--- To do ---
An exact copy of the records is required, minus the pictures they hold.

--- BEGIN ---

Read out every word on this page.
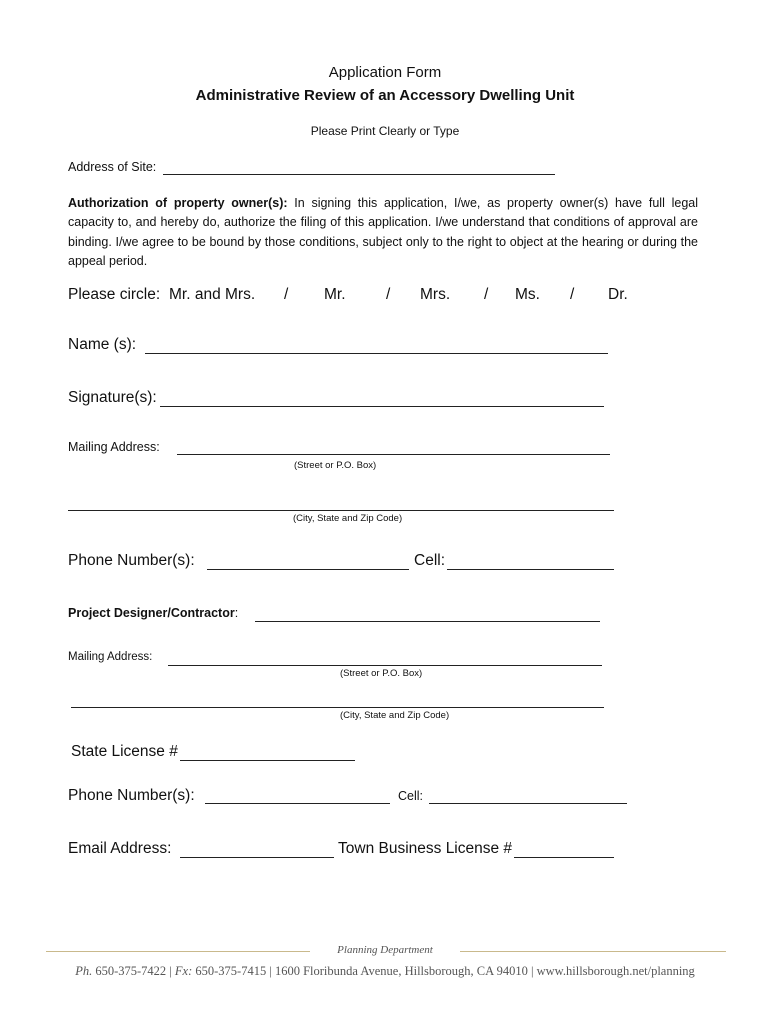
Application Form
Administrative Review of an Accessory Dwelling Unit
Please Print Clearly or Type
Address of Site:
Authorization of property owner(s): In signing this application, I/we, as property owner(s) have full legal capacity to, and hereby do, authorize the filing of this application. I/we understand that conditions of approval are binding. I/we agree to be bound by those conditions, subject only to the right to object at the hearing or during the appeal period.
Please circle: Mr. and Mrs. / Mr.	/ Mrs. / Ms. / Dr.
Name (s):
Signature(s):
Mailing Address:
(Street or P.O. Box)
(City, State and Zip Code)
Phone Number(s):	Cell:
Project Designer/Contractor:
Mailing Address:
(Street or P.O. Box)
(City, State and Zip Code)
State License #
Phone Number(s):	Cell:
Email Address:	Town Business License #
Planning Department
Ph. 650-375-7422 | Fx: 650-375-7415 | 1600 Floribunda Avenue, Hillsborough, CA 94010 | www.hillsborough.net/planning
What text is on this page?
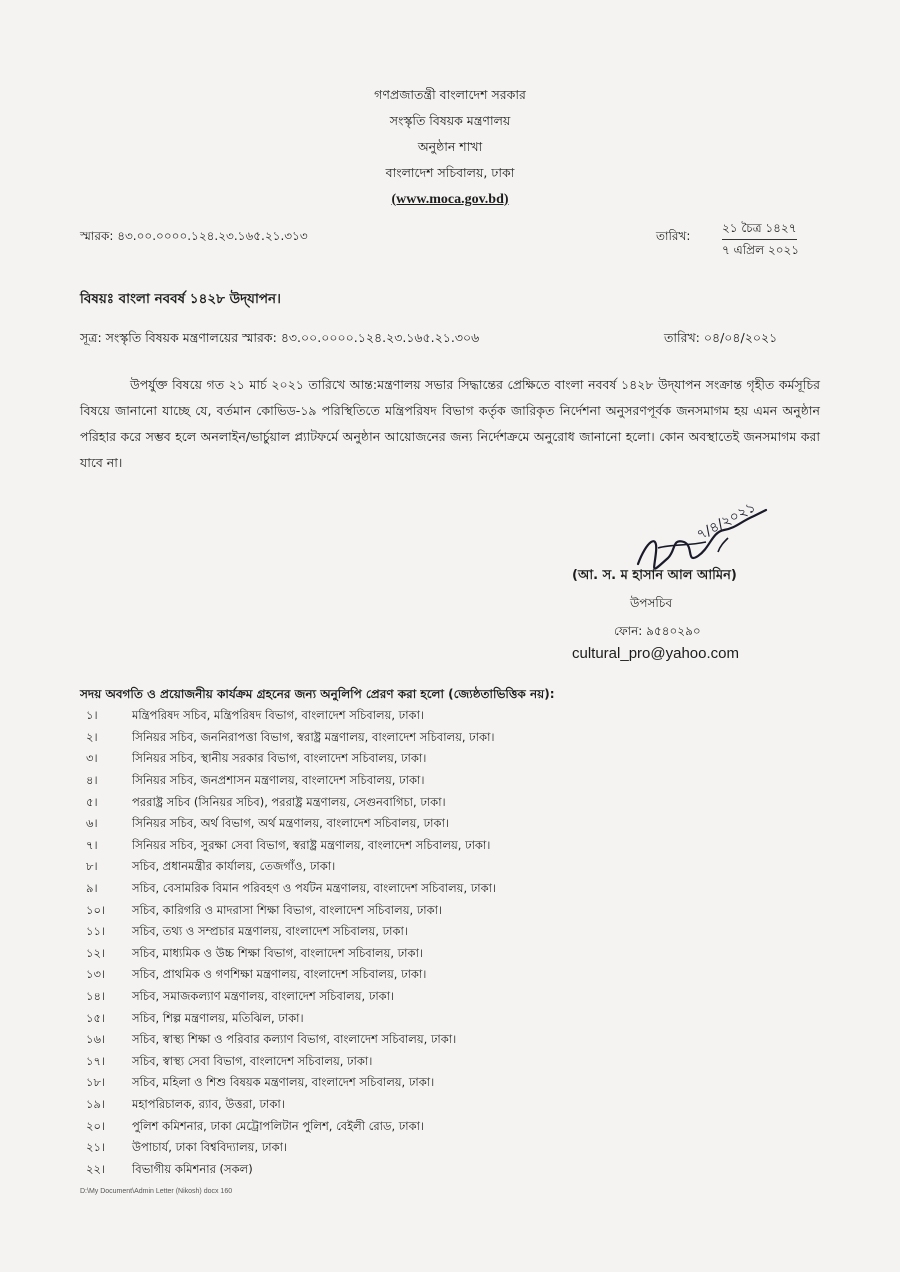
গণপ্রজাতন্ত্রী বাংলাদেশ সরকার
সংস্কৃতি বিষয়ক মন্ত্রণালয়
অনুষ্ঠান শাখা
বাংলাদেশ সচিবালয়, ঢাকা
(www.moca.gov.bd)
স্মারক: ৪৩.০০.০০০০.১২৪.২৩.১৬৫.২১.৩১৩	তারিখ:
২১ চৈত্র ১৪২৭
৭ এপ্রিল ২০২১
বিষয়ঃ বাংলা নববর্ষ ১৪২৮ উদ্‌যাপন।
সূত্র: সংস্কৃতি বিষয়ক মন্ত্রণালয়ের স্মারক: ৪৩.০০.০০০০.১২৪.২৩.১৬৫.২১.৩০৬	তারিখ: ০৪/০৪/২০২১
উপর্যুক্ত বিষয়ে গত ২১ মার্চ ২০২১ তারিখে আন্ত:মন্ত্রণালয় সভার সিদ্ধান্তের প্রেক্ষিতে বাংলা নববর্ষ ১৪২৮ উদ্‌যাপন সংক্রান্ত গৃহীত কর্মসূচির বিষয়ে জানানো যাচ্ছে যে, বর্তমান কোভিড-১৯ পরিস্থিতিতে মন্ত্রিপরিষদ বিভাগ কর্তৃক জারিকৃত নির্দেশনা অনুসরণপূর্বক জনসমাগম হয় এমন অনুষ্ঠান পরিহার করে সম্ভব হলে অনলাইন/ভার্চুয়াল প্ল্যাটফর্মে অনুষ্ঠান আয়োজনের জন্য নির্দেশক্রমে অনুরোধ জানানো হলো। কোন অবস্থাতেই জনসমাগম করা যাবে না।
৭/৪/২০২১
(আ. স. ম হাসান আল আমিন)
উপসচিব
ফোন: ৯৫৪০২৯০
cultural_pro@yahoo.com
সদয় অবগতি ও প্রয়োজনীয় কার্যক্রম গ্রহনের জন্য অনুলিপি প্রেরণ করা হলো (জ্যেষ্ঠতাভিত্তিক নয়):
১।	মন্ত্রিপরিষদ সচিব, মন্ত্রিপরিষদ বিভাগ, বাংলাদেশ সচিবালয়, ঢাকা।
২।	সিনিয়র সচিব, জননিরাপত্তা বিভাগ, স্বরাষ্ট্র মন্ত্রণালয়, বাংলাদেশ সচিবালয়, ঢাকা।
৩।	সিনিয়র সচিব, স্থানীয় সরকার বিভাগ, বাংলাদেশ সচিবালয়, ঢাকা।
৪।	সিনিয়র সচিব, জনপ্রশাসন মন্ত্রণালয়, বাংলাদেশ সচিবালয়, ঢাকা।
৫।	পররাষ্ট্র সচিব (সিনিয়র সচিব), পররাষ্ট্র মন্ত্রণালয়, সেগুনবাগিচা, ঢাকা।
৬।	সিনিয়র সচিব, অর্থ বিভাগ, অর্থ মন্ত্রণালয়, বাংলাদেশ সচিবালয়, ঢাকা।
৭।	সিনিয়র সচিব, সুরক্ষা সেবা বিভাগ, স্বরাষ্ট্র মন্ত্রণালয়, বাংলাদেশ সচিবালয়, ঢাকা।
৮।	সচিব, প্রধানমন্ত্রীর কার্যালয়, তেজগাঁও, ঢাকা।
৯।	সচিব, বেসামরিক বিমান পরিবহণ ও পর্যটন মন্ত্রণালয়, বাংলাদেশ সচিবালয়, ঢাকা।
১০।	সচিব, কারিগরি ও মাদরাসা শিক্ষা বিভাগ, বাংলাদেশ সচিবালয়, ঢাকা।
১১।	সচিব, তথ্য ও সম্প্রচার মন্ত্রণালয়, বাংলাদেশ সচিবালয়, ঢাকা।
১২।	সচিব, মাধ্যমিক ও উচ্চ শিক্ষা বিভাগ, বাংলাদেশ সচিবালয়, ঢাকা।
১৩।	সচিব, প্রাথমিক ও গণশিক্ষা মন্ত্রণালয়, বাংলাদেশ সচিবালয়, ঢাকা।
১৪।	সচিব, সমাজকল্যাণ মন্ত্রণালয়, বাংলাদেশ সচিবালয়, ঢাকা।
১৫।	সচিব, শিল্প মন্ত্রণালয়, মতিঝিল, ঢাকা।
১৬।	সচিব, স্বাস্থ্য শিক্ষা ও পরিবার কল্যাণ বিভাগ, বাংলাদেশ সচিবালয়, ঢাকা।
১৭।	সচিব, স্বাস্থ্য সেবা বিভাগ, বাংলাদেশ সচিবালয়, ঢাকা।
১৮।	সচিব, মহিলা ও শিশু বিষয়ক মন্ত্রণালয়, বাংলাদেশ সচিবালয়, ঢাকা।
১৯।	মহাপরিচালক, র‍্যাব, উত্তরা, ঢাকা।
২০।	পুলিশ কমিশনার, ঢাকা মেট্রোপলিটান পুলিশ, বেইলী রোড, ঢাকা।
২১।	উপাচার্য, ঢাকা বিশ্ববিদ্যালয়, ঢাকা।
২২।	বিভাগীয় কমিশনার (সকল)
D:\My Document\Admin Letter (Nikosh) docx 160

--- END ---

--- Reply ---
Read out every word on this page.
Application Form
Administrative Review of an Accessory Dwelling Unit
Please Print Clearly or Type
Address of Site:
Authorization of property owner(s): In signing this application, I/we, as property owner(s) have full legal capacity to, and hereby do, authorize the filing of this application. I/we understand that conditions of approval are binding. I/we agree to be bound by those conditions, subject only to the right to object at the hearing or during the appeal period.
Please circle: Mr. and Mrs. / Mr.	/ Mrs. / Ms. / Dr.
Name (s):
Signature(s):
Mailing Address:
(Street or P.O. Box)
(City, State and Zip Code)
Phone Number(s):	Cell:
Project Designer/Contractor:
Mailing Address:
(Street or P.O. Box)
(City, State and Zip Code)
State License #
Phone Number(s):	Cell:
Email Address:	Town Business License #
Planning Department
Ph. 650-375-7422 | Fx: 650-375-7415 | 1600 Floribunda Avenue, Hillsborough, CA 94010 | www.hillsborough.net/planning
What text is on this page?
গণপ্রজাতন্ত্রী বাংলাদেশ সরকার
সংস্কৃতি বিষয়ক মন্ত্রণালয়
অনুষ্ঠান শাখা
বাংলাদেশ সচিবালয়, ঢাকা
(www.moca.gov.bd)
স্মারক: ৪৩.০০.০০০০.১২৪.২৩.১৬৫.২১.৩১৩	তারিখ:
২১ চৈত্র ১৪২৭
৭ এপ্রিল ২০২১
বিষয়ঃ বাংলা নববর্ষ ১৪২৮ উদ্‌যাপন।
সূত্র: সংস্কৃতি বিষয়ক মন্ত্রণালয়ের স্মারক: ৪৩.০০.০০০০.১২৪.২৩.১৬৫.২১.৩০৬	তারিখ: ০৪/০৪/২০২১
উপর্যুক্ত বিষয়ে গত ২১ মার্চ ২০২১ তারিখে আন্ত:মন্ত্রণালয় সভার সিদ্ধান্তের প্রেক্ষিতে বাংলা নববর্ষ ১৪২৮ উদ্‌যাপন সংক্রান্ত গৃহীত কর্মসূচির বিষয়ে জানানো যাচ্ছে যে, বর্তমান কোভিড-১৯ পরিস্থিতিতে মন্ত্রিপরিষদ বিভাগ কর্তৃক জারিকৃত নির্দেশনা অনুসরণপূর্বক জনসমাগম হয় এমন অনুষ্ঠান পরিহার করে সম্ভব হলে অনলাইন/ভার্চুয়াল প্ল্যাটফর্মে অনুষ্ঠান আয়োজনের জন্য নির্দেশক্রমে অনুরোধ জানানো হলো। কোন অবস্থাতেই জনসমাগম করা যাবে না।
৭/৪/২০২১
(আ. স. ম হাসান আল আমিন)
উপসচিব
ফোন: ৯৫৪০২৯০
cultural_pro@yahoo.com
সদয় অবগতি ও প্রয়োজনীয় কার্যক্রম গ্রহনের জন্য অনুলিপি প্রেরণ করা হলো (জ্যেষ্ঠতাভিত্তিক নয়):
১।	মন্ত্রিপরিষদ সচিব, মন্ত্রিপরিষদ বিভাগ, বাংলাদেশ সচিবালয়, ঢাকা।
২।	সিনিয়র সচিব, জননিরাপত্তা বিভাগ, স্বরাষ্ট্র মন্ত্রণালয়, বাংলাদেশ সচিবালয়, ঢাকা।
৩।	সিনিয়র সচিব, স্থানীয় সরকার বিভাগ, বাংলাদেশ সচিবালয়, ঢাকা।
৪।	সিনিয়র সচিব, জনপ্রশাসন মন্ত্রণালয়, বাংলাদেশ সচিবালয়, ঢাকা।
৫।	পররাষ্ট্র সচিব (সিনিয়র সচিব), পররাষ্ট্র মন্ত্রণালয়, সেগুনবাগিচা, ঢাকা।
৬।	সিনিয়র সচিব, অর্থ বিভাগ, অর্থ মন্ত্রণালয়, বাংলাদেশ সচিবালয়, ঢাকা।
৭।	সিনিয়র সচিব, সুরক্ষা সেবা বিভাগ, স্বরাষ্ট্র মন্ত্রণালয়, বাংলাদেশ সচিবালয়, ঢাকা।
৮।	সচিব, প্রধানমন্ত্রীর কার্যালয়, তেজগাঁও, ঢাকা।
৯।	সচিব, বেসামরিক বিমান পরিবহণ ও পর্যটন মন্ত্রণালয়, বাংলাদেশ সচিবালয়, ঢাকা।
১০।	সচিব, কারিগরি ও মাদরাসা শিক্ষা বিভাগ, বাংলাদেশ সচিবালয়, ঢাকা।
১১।	সচিব, তথ্য ও সম্প্রচার মন্ত্রণালয়, বাংলাদেশ সচিবালয়, ঢাকা।
১২।	সচিব, মাধ্যমিক ও উচ্চ শিক্ষা বিভাগ, বাংলাদেশ সচিবালয়, ঢাকা।
১৩।	সচিব, প্রাথমিক ও গণশিক্ষা মন্ত্রণালয়, বাংলাদেশ সচিবালয়, ঢাকা।
১৪।	সচিব, সমাজকল্যাণ মন্ত্রণালয়, বাংলাদেশ সচিবালয়, ঢাকা।
১৫।	সচিব, শিল্প মন্ত্রণালয়, মতিঝিল, ঢাকা।
১৬।	সচিব, স্বাস্থ্য শিক্ষা ও পরিবার কল্যাণ বিভাগ, বাংলাদেশ সচিবালয়, ঢাকা।
১৭।	সচিব, স্বাস্থ্য সেবা বিভাগ, বাংলাদেশ সচিবালয়, ঢাকা।
১৮।	সচিব, মহিলা ও শিশু বিষয়ক মন্ত্রণালয়, বাংলাদেশ সচিবালয়, ঢাকা।
১৯।	মহাপরিচালক, র‍্যাব, উত্তরা, ঢাকা।
২০।	পুলিশ কমিশনার, ঢাকা মেট্রোপলিটান পুলিশ, বেইলী রোড, ঢাকা।
২১।	উপাচার্য, ঢাকা বিশ্ববিদ্যালয়, ঢাকা।
২২।	বিভাগীয় কমিশনার (সকল)
D:\My Document\Admin Letter (Nikosh) docx 160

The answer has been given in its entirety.